*What is needed:* Copy all lines that contain the word "Manhattan".

*Material supplied:*
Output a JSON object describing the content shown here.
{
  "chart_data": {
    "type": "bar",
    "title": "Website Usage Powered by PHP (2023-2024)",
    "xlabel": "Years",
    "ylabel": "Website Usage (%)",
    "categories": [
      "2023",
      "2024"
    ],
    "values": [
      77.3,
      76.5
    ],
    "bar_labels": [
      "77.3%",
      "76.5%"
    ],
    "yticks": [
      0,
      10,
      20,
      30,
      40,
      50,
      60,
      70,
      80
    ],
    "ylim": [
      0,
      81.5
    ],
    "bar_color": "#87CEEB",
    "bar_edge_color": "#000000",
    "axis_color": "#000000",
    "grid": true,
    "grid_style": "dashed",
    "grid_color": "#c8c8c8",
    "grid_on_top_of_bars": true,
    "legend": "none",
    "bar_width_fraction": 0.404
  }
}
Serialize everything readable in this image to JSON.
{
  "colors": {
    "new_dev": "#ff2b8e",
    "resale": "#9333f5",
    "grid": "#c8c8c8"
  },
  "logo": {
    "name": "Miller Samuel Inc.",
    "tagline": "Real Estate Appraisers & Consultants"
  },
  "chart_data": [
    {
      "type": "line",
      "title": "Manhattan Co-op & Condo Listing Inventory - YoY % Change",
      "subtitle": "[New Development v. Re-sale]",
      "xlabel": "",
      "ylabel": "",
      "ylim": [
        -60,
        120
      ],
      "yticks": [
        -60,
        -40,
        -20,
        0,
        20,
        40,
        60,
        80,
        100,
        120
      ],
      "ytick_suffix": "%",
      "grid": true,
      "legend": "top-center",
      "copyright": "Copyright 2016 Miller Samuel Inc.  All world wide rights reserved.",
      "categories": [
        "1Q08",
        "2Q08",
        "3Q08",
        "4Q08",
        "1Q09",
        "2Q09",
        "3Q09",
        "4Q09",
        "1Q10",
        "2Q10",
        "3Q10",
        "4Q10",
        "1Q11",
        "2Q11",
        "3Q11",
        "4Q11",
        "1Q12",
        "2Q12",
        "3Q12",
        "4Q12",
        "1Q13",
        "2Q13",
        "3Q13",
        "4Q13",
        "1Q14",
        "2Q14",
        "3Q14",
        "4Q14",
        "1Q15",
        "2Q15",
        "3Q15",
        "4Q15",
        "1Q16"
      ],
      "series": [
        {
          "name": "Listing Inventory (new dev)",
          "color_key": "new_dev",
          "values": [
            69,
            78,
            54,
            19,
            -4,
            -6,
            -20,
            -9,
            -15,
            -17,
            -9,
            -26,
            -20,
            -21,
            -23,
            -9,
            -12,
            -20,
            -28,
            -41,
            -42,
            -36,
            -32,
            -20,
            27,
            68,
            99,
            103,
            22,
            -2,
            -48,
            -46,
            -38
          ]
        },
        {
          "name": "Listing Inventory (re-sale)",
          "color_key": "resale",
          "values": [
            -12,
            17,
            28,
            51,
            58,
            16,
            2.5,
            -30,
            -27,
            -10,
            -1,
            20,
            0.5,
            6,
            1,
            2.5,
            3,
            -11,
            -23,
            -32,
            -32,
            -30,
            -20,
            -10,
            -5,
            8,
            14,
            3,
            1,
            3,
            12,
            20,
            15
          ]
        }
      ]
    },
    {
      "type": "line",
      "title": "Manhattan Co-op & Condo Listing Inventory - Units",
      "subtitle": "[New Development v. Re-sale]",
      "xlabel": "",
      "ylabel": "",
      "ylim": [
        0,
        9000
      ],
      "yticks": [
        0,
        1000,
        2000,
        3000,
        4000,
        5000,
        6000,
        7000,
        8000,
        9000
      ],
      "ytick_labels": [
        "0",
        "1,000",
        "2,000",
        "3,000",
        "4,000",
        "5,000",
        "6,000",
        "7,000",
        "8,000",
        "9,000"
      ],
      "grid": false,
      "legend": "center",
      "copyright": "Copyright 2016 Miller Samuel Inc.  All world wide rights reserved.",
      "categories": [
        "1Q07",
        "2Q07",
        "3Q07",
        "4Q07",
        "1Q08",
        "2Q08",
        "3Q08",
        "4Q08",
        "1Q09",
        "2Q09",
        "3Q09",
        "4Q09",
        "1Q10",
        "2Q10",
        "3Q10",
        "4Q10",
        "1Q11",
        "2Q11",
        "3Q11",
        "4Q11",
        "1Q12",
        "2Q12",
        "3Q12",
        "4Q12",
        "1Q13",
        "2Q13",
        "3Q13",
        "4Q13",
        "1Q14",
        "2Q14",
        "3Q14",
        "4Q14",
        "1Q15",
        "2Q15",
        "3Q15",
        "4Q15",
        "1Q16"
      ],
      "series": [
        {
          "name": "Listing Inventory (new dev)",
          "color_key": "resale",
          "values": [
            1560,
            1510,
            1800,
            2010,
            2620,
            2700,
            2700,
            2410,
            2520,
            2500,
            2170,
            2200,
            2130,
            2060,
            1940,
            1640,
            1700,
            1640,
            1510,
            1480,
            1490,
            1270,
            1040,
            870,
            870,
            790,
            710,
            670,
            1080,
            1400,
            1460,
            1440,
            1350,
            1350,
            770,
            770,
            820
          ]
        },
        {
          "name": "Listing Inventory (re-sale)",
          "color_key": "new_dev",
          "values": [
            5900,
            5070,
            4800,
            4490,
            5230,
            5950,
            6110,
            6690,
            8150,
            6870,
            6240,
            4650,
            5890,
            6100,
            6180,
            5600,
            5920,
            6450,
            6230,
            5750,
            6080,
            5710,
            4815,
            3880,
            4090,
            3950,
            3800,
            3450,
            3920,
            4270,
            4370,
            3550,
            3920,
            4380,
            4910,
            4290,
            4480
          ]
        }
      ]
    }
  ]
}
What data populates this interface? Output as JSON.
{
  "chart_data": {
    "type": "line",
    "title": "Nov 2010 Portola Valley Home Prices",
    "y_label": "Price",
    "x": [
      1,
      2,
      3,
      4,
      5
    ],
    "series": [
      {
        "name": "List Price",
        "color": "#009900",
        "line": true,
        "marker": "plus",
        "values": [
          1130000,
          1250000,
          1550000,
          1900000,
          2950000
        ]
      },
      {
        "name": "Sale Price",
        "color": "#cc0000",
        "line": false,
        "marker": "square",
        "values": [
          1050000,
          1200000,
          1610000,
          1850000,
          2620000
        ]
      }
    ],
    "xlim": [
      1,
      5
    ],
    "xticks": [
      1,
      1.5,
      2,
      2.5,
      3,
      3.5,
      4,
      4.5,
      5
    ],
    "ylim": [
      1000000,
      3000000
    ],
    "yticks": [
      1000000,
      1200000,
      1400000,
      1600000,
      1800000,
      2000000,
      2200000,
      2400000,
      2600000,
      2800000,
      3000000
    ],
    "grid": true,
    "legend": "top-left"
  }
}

*Solution to the exercise:*
      "title": "Manhattan Co-op & Condo Listing Inventory - YoY % Change",
      "title": "Manhattan Co-op & Condo Listing Inventory - Units",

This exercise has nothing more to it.